WHAT YOU NEED TO DO
Repeat the lines of the records word for word, beginning with the line that contains "place-label: Piazzetta Margherita" and continuing through the last line of the records.

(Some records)
-*-

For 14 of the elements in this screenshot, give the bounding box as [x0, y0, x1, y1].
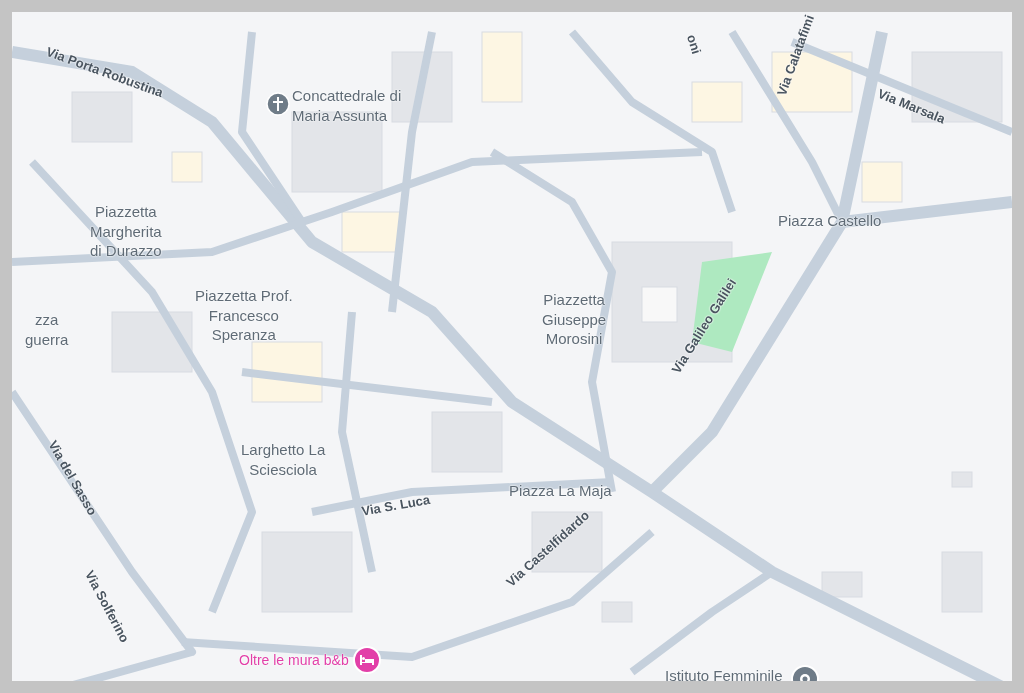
place-label: Piazzetta Margherita di Durazzo — [90, 202, 162, 261]
place-label: Larghetto La Sciesciola — [241, 440, 326, 479]
place-label: Piazza La Maja — [509, 481, 612, 501]
street-label: Via S. Luca — [360, 490, 432, 521]
place-label: Oltre le mura b&b — [239, 651, 349, 670]
place-label: Piazza Castello — [778, 211, 882, 231]
place-label: Concattedrale di Maria Assunta — [292, 86, 402, 125]
cross-icon — [266, 92, 290, 116]
place-label: zza guerra — [25, 310, 69, 349]
place-label: Piazzetta Giuseppe Morosini — [542, 290, 607, 349]
bed-icon — [352, 646, 381, 674]
place-label: Istituto Femminile — [665, 666, 783, 681]
place-label: Piazzetta Prof. Francesco Speranza — [195, 286, 293, 345]
street-label: oni — [682, 32, 706, 57]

-*-

IN RESPONSE
place-label: Piazzetta Margherita di Durazzo — [90, 202, 162, 261]
place-label: Larghetto La Sciesciola — [241, 440, 326, 479]
place-label: Piazza La Maja — [509, 481, 612, 501]
street-label: Via S. Luca — [360, 490, 432, 521]
place-label: Oltre le mura b&b — [239, 651, 349, 670]
place-label: Piazza Castello — [778, 211, 882, 231]
place-label: Concattedrale di Maria Assunta — [292, 86, 402, 125]
cross-icon — [266, 92, 290, 116]
place-label: zza guerra — [25, 310, 69, 349]
place-label: Piazzetta Giuseppe Morosini — [542, 290, 607, 349]
bed-icon — [352, 646, 381, 674]
place-label: Istituto Femminile — [665, 666, 783, 681]
place-label: Piazzetta Prof. Francesco Speranza — [195, 286, 293, 345]
street-label: oni — [682, 32, 706, 57]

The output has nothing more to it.